Find and copy lines holding "title".
--- START OF TASK INPUTS ---
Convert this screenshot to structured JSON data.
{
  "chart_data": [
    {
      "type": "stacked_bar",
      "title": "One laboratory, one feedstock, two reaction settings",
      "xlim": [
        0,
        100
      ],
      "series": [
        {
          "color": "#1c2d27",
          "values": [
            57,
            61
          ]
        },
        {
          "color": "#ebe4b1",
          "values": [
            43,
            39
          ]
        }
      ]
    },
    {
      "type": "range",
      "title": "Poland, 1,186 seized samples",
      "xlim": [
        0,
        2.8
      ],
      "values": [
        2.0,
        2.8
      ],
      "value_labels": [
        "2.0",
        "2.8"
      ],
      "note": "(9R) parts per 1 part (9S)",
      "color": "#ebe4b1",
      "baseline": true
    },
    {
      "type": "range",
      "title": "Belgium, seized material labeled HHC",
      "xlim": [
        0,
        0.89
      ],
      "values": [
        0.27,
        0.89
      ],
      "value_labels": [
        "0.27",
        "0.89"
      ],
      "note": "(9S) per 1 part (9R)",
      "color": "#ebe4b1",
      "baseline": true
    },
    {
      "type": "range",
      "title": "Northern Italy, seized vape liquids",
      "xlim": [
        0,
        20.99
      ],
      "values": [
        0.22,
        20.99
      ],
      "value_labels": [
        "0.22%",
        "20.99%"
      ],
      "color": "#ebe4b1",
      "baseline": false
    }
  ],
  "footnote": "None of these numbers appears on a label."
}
--- END OF TASK INPUTS ---
• **ANSWER TO THIS EXERCISE**
      "title": "One laboratory, one feedstock, two reaction settings",
      "title": "Poland, 1,186 seized samples",
      "title": "Belgium, seized material labeled HHC",
      "title": "Northern Italy, seized vape liquids",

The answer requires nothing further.